──────── SOURCE DATA ────────
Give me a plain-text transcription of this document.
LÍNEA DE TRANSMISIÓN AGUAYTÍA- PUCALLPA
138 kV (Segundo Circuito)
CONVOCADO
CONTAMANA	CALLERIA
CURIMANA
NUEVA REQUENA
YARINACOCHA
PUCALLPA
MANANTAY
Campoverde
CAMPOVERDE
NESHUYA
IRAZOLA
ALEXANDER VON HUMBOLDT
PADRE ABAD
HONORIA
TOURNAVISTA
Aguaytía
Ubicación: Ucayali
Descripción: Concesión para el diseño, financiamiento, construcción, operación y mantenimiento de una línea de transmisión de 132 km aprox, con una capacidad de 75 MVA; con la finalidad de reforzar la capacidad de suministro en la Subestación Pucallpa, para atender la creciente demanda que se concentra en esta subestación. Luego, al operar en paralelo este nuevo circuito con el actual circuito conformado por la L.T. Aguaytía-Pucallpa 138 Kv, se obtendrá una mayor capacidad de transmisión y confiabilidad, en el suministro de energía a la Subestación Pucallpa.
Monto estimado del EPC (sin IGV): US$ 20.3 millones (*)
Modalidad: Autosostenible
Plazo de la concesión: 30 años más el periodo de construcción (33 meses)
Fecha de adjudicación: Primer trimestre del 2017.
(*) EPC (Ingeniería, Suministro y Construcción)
────────
──────── SOURCE DATA ────────
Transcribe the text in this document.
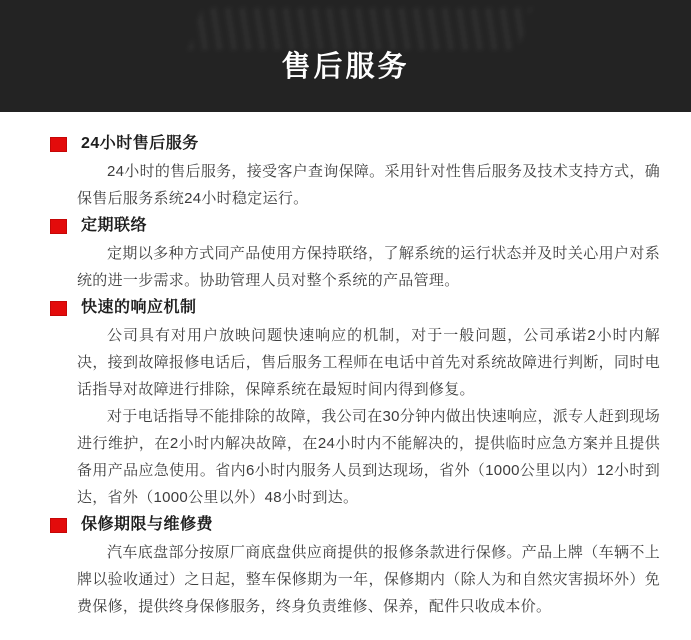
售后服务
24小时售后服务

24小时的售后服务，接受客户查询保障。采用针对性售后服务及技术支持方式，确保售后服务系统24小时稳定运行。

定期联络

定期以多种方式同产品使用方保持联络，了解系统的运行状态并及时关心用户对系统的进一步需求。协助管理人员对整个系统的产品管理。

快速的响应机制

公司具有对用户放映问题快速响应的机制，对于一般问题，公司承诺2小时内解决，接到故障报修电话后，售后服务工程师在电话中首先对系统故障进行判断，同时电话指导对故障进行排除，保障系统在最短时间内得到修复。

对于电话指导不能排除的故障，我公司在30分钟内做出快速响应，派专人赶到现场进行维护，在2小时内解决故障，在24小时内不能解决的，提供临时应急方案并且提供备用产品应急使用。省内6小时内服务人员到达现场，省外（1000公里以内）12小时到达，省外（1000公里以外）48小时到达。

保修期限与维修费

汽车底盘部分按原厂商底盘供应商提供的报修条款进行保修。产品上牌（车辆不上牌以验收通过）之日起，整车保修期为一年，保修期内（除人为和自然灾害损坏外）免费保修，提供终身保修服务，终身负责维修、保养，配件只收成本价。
────────
From the entries above, collect every line with the string "this" in it.

Give me a plain-text transcription of this document.
Transcribe the text in this document.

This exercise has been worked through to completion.